** Start DATASET RECORDS **

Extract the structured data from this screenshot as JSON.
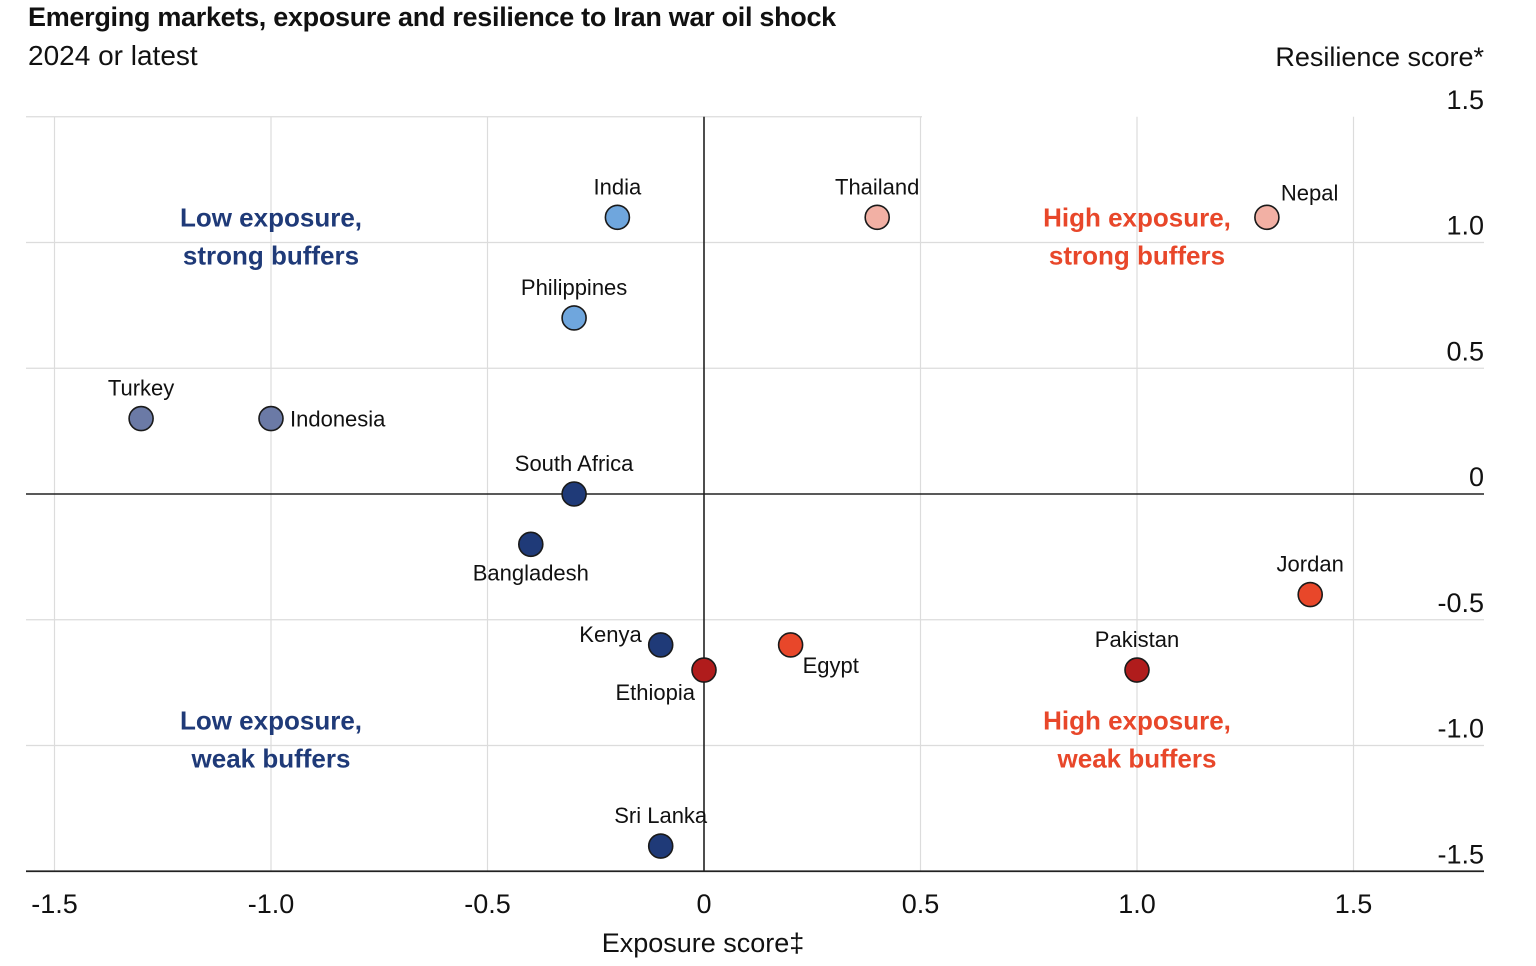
{
  "header": {
    "title": "Emerging markets, exposure and resilience to Iran war oil shock",
    "subtitle": "2024 or latest"
  },
  "colors": {
    "navy": "#1f3a78",
    "slate": "#6b7aa6",
    "light_blue": "#6fa6dd",
    "pink": "#f2b0a4",
    "orange": "#e8472a",
    "dark_red": "#b01c1c",
    "blue_text": "#1f3a78",
    "orange_text": "#e8472a",
    "grid": "#dcdcdc",
    "axis": "#222222"
  },
  "chart_data": {
    "type": "scatter",
    "xlabel": "Exposure score‡",
    "ylabel": "Resilience score*",
    "xlim": [
      -1.5,
      1.8
    ],
    "ylim": [
      -1.5,
      1.5
    ],
    "x_ticks": [
      -1.5,
      -1.0,
      -0.5,
      0,
      0.5,
      1.0,
      1.5
    ],
    "x_tick_labels": [
      "-1.5",
      "-1.0",
      "-0.5",
      "0",
      "0.5",
      "1.0",
      "1.5"
    ],
    "y_ticks": [
      1.5,
      1.0,
      0.5,
      0,
      -0.5,
      -1.0,
      -1.5
    ],
    "y_tick_labels": [
      "1.5",
      "1.0",
      "0.5",
      "0",
      "-0.5",
      "-1.0",
      "-1.5"
    ],
    "grid": true,
    "points": [
      {
        "label": "India",
        "x": -0.2,
        "y": 1.1,
        "color": "#6fa6dd",
        "label_pos": "above"
      },
      {
        "label": "Thailand",
        "x": 0.4,
        "y": 1.1,
        "color": "#f2b0a4",
        "label_pos": "above"
      },
      {
        "label": "Nepal",
        "x": 1.3,
        "y": 1.1,
        "color": "#f2b0a4",
        "label_pos": "above-right"
      },
      {
        "label": "Philippines",
        "x": -0.3,
        "y": 0.7,
        "color": "#6fa6dd",
        "label_pos": "above"
      },
      {
        "label": "Turkey",
        "x": -1.3,
        "y": 0.3,
        "color": "#6b7aa6",
        "label_pos": "above"
      },
      {
        "label": "Indonesia",
        "x": -1.0,
        "y": 0.3,
        "color": "#6b7aa6",
        "label_pos": "right"
      },
      {
        "label": "South Africa",
        "x": -0.3,
        "y": 0.0,
        "color": "#1f3a78",
        "label_pos": "above"
      },
      {
        "label": "Bangladesh",
        "x": -0.4,
        "y": -0.2,
        "color": "#1f3a78",
        "label_pos": "below"
      },
      {
        "label": "Jordan",
        "x": 1.4,
        "y": -0.4,
        "color": "#e8472a",
        "label_pos": "above"
      },
      {
        "label": "Kenya",
        "x": -0.1,
        "y": -0.6,
        "color": "#1f3a78",
        "label_pos": "above-left"
      },
      {
        "label": "Egypt",
        "x": 0.2,
        "y": -0.6,
        "color": "#e8472a",
        "label_pos": "below-right"
      },
      {
        "label": "Ethiopia",
        "x": 0.0,
        "y": -0.7,
        "color": "#b01c1c",
        "label_pos": "below-left"
      },
      {
        "label": "Pakistan",
        "x": 1.0,
        "y": -0.7,
        "color": "#b01c1c",
        "label_pos": "above"
      },
      {
        "label": "Sri Lanka",
        "x": -0.1,
        "y": -1.4,
        "color": "#1f3a78",
        "label_pos": "above"
      }
    ],
    "quadrant_labels": [
      {
        "lines": [
          "Low exposure,",
          "strong buffers"
        ],
        "x": -1.0,
        "y": 1.1,
        "color": "#1f3a78"
      },
      {
        "lines": [
          "High exposure,",
          "strong buffers"
        ],
        "x": 1.0,
        "y": 1.1,
        "color": "#e8472a"
      },
      {
        "lines": [
          "Low exposure,",
          "weak buffers"
        ],
        "x": -1.0,
        "y": -0.9,
        "color": "#1f3a78"
      },
      {
        "lines": [
          "High exposure,",
          "weak buffers"
        ],
        "x": 1.0,
        "y": -0.9,
        "color": "#e8472a"
      }
    ]
  }
}
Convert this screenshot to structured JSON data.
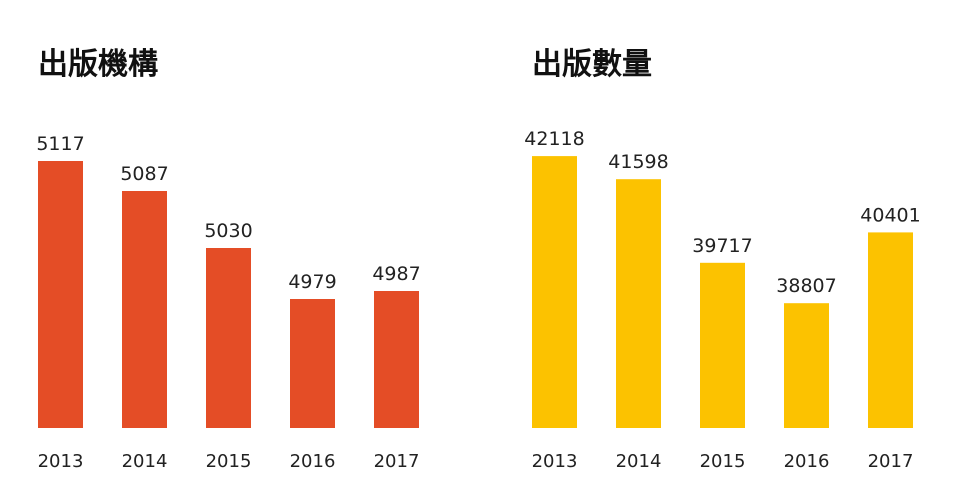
{
  "chart_data": [
    {
      "type": "bar",
      "title": "出版機構",
      "categories": [
        "2013",
        "2014",
        "2015",
        "2016",
        "2017"
      ],
      "values": [
        5117,
        5087,
        5030,
        4979,
        4987
      ],
      "ylim": [
        4850,
        5130
      ],
      "color": "#e44d26",
      "grid": false,
      "legend": "none",
      "xlabel": "",
      "ylabel": ""
    },
    {
      "type": "bar",
      "title": "出版數量",
      "categories": [
        "2013",
        "2014",
        "2015",
        "2016",
        "2017"
      ],
      "values": [
        42118,
        41598,
        39717,
        38807,
        40401
      ],
      "ylim": [
        36000,
        42300
      ],
      "color": "#fcc200",
      "grid": false,
      "legend": "none",
      "xlabel": "",
      "ylabel": ""
    }
  ]
}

** End DATASET RECORDS **

* [THE EXERCISE] Identify the lines above that contain the word "left", then copy them.

* [RESULT FOR THIS EXERCISE]
        "label_pos": "above-left"
        "label_pos": "below-left"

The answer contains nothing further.